• DATA TO USE
** START **

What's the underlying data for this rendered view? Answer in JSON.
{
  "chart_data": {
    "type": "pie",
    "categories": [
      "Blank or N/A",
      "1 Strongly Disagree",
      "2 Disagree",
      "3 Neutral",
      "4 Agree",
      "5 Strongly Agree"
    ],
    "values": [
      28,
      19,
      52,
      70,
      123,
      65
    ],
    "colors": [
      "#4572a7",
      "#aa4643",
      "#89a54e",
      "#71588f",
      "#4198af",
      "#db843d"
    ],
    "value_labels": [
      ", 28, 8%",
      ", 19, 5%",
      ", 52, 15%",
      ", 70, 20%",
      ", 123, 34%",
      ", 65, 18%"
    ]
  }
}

** END **

• TASK STATEMENT
Each line above must be reproduced exactly as it stands.

• ANSWER TO THE TASK
What's the underlying data for this rendered view? Answer in JSON.
{
  "chart_data": {
    "type": "pie",
    "categories": [
      "Blank or N/A",
      "1 Strongly Disagree",
      "2 Disagree",
      "3 Neutral",
      "4 Agree",
      "5 Strongly Agree"
    ],
    "values": [
      28,
      19,
      52,
      70,
      123,
      65
    ],
    "colors": [
      "#4572a7",
      "#aa4643",
      "#89a54e",
      "#71588f",
      "#4198af",
      "#db843d"
    ],
    "value_labels": [
      ", 28, 8%",
      ", 19, 5%",
      ", 52, 15%",
      ", 70, 20%",
      ", 123, 34%",
      ", 65, 18%"
    ]
  }
}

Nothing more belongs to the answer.